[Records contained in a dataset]

# # #

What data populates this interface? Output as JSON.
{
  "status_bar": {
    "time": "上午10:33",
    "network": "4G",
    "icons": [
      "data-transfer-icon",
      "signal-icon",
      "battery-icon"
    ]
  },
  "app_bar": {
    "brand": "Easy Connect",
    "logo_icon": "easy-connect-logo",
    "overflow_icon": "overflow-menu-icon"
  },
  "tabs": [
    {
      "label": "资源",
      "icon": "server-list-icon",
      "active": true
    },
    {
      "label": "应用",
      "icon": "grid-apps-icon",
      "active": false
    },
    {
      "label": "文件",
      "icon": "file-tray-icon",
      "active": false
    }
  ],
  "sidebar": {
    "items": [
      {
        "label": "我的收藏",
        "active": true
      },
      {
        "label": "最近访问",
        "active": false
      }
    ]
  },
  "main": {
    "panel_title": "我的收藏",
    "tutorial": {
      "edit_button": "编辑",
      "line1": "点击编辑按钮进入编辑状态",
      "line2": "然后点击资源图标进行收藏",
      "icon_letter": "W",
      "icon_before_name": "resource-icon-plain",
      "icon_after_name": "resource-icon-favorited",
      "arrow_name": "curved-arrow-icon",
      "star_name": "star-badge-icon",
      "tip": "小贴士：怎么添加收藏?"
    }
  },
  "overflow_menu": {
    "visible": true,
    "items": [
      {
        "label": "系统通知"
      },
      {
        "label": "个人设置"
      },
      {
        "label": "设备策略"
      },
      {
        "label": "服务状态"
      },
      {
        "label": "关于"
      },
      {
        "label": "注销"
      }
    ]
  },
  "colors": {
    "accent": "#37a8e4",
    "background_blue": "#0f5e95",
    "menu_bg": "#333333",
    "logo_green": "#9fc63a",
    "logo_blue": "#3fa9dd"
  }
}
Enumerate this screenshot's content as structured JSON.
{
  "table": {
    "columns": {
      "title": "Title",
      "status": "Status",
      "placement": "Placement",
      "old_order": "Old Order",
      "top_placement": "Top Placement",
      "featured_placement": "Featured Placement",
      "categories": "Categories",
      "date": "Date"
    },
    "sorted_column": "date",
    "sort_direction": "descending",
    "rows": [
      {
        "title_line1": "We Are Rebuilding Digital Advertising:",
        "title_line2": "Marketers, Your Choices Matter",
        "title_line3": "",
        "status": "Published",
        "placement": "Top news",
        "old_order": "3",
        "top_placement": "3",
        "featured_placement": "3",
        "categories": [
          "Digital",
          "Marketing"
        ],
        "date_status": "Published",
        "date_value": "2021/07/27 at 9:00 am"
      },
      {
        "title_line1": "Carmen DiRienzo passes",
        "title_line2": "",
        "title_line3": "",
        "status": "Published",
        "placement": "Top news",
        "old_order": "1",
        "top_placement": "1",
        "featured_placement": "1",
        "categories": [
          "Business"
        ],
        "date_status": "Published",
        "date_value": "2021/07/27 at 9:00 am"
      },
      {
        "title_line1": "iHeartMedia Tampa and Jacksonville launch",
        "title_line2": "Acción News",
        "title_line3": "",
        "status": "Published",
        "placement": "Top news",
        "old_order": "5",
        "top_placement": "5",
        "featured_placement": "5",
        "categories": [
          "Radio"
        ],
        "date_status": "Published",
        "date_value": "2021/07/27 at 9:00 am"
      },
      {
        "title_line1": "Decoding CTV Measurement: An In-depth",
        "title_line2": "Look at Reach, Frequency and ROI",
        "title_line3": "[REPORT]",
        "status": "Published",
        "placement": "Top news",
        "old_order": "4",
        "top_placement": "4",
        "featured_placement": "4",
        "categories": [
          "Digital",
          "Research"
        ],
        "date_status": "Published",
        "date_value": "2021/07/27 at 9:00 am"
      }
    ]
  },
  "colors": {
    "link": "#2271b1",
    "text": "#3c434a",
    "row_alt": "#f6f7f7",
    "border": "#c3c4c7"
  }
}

# # #

Retype the records above exactly.

Answer below:
What data populates this interface? Output as JSON.
{
  "status_bar": {
    "time": "上午10:33",
    "network": "4G",
    "icons": [
      "data-transfer-icon",
      "signal-icon",
      "battery-icon"
    ]
  },
  "app_bar": {
    "brand": "Easy Connect",
    "logo_icon": "easy-connect-logo",
    "overflow_icon": "overflow-menu-icon"
  },
  "tabs": [
    {
      "label": "资源",
      "icon": "server-list-icon",
      "active": true
    },
    {
      "label": "应用",
      "icon": "grid-apps-icon",
      "active": false
    },
    {
      "label": "文件",
      "icon": "file-tray-icon",
      "active": false
    }
  ],
  "sidebar": {
    "items": [
      {
        "label": "我的收藏",
        "active": true
      },
      {
        "label": "最近访问",
        "active": false
      }
    ]
  },
  "main": {
    "panel_title": "我的收藏",
    "tutorial": {
      "edit_button": "编辑",
      "line1": "点击编辑按钮进入编辑状态",
      "line2": "然后点击资源图标进行收藏",
      "icon_letter": "W",
      "icon_before_name": "resource-icon-plain",
      "icon_after_name": "resource-icon-favorited",
      "arrow_name": "curved-arrow-icon",
      "star_name": "star-badge-icon",
      "tip": "小贴士：怎么添加收藏?"
    }
  },
  "overflow_menu": {
    "visible": true,
    "items": [
      {
        "label": "系统通知"
      },
      {
        "label": "个人设置"
      },
      {
        "label": "设备策略"
      },
      {
        "label": "服务状态"
      },
      {
        "label": "关于"
      },
      {
        "label": "注销"
      }
    ]
  },
  "colors": {
    "accent": "#37a8e4",
    "background_blue": "#0f5e95",
    "menu_bg": "#333333",
    "logo_green": "#9fc63a",
    "logo_blue": "#3fa9dd"
  }
}
Enumerate this screenshot's content as structured JSON.
{
  "table": {
    "columns": {
      "title": "Title",
      "status": "Status",
      "placement": "Placement",
      "old_order": "Old Order",
      "top_placement": "Top Placement",
      "featured_placement": "Featured Placement",
      "categories": "Categories",
      "date": "Date"
    },
    "sorted_column": "date",
    "sort_direction": "descending",
    "rows": [
      {
        "title_line1": "We Are Rebuilding Digital Advertising:",
        "title_line2": "Marketers, Your Choices Matter",
        "title_line3": "",
        "status": "Published",
        "placement": "Top news",
        "old_order": "3",
        "top_placement": "3",
        "featured_placement": "3",
        "categories": [
          "Digital",
          "Marketing"
        ],
        "date_status": "Published",
        "date_value": "2021/07/27 at 9:00 am"
      },
      {
        "title_line1": "Carmen DiRienzo passes",
        "title_line2": "",
        "title_line3": "",
        "status": "Published",
        "placement": "Top news",
        "old_order": "1",
        "top_placement": "1",
        "featured_placement": "1",
        "categories": [
          "Business"
        ],
        "date_status": "Published",
        "date_value": "2021/07/27 at 9:00 am"
      },
      {
        "title_line1": "iHeartMedia Tampa and Jacksonville launch",
        "title_line2": "Acción News",
        "title_line3": "",
        "status": "Published",
        "placement": "Top news",
        "old_order": "5",
        "top_placement": "5",
        "featured_placement": "5",
        "categories": [
          "Radio"
        ],
        "date_status": "Published",
        "date_value": "2021/07/27 at 9:00 am"
      },
      {
        "title_line1": "Decoding CTV Measurement: An In-depth",
        "title_line2": "Look at Reach, Frequency and ROI",
        "title_line3": "[REPORT]",
        "status": "Published",
        "placement": "Top news",
        "old_order": "4",
        "top_placement": "4",
        "featured_placement": "4",
        "categories": [
          "Digital",
          "Research"
        ],
        "date_status": "Published",
        "date_value": "2021/07/27 at 9:00 am"
      }
    ]
  },
  "colors": {
    "link": "#2271b1",
    "text": "#3c434a",
    "row_alt": "#f6f7f7",
    "border": "#c3c4c7"
  }
}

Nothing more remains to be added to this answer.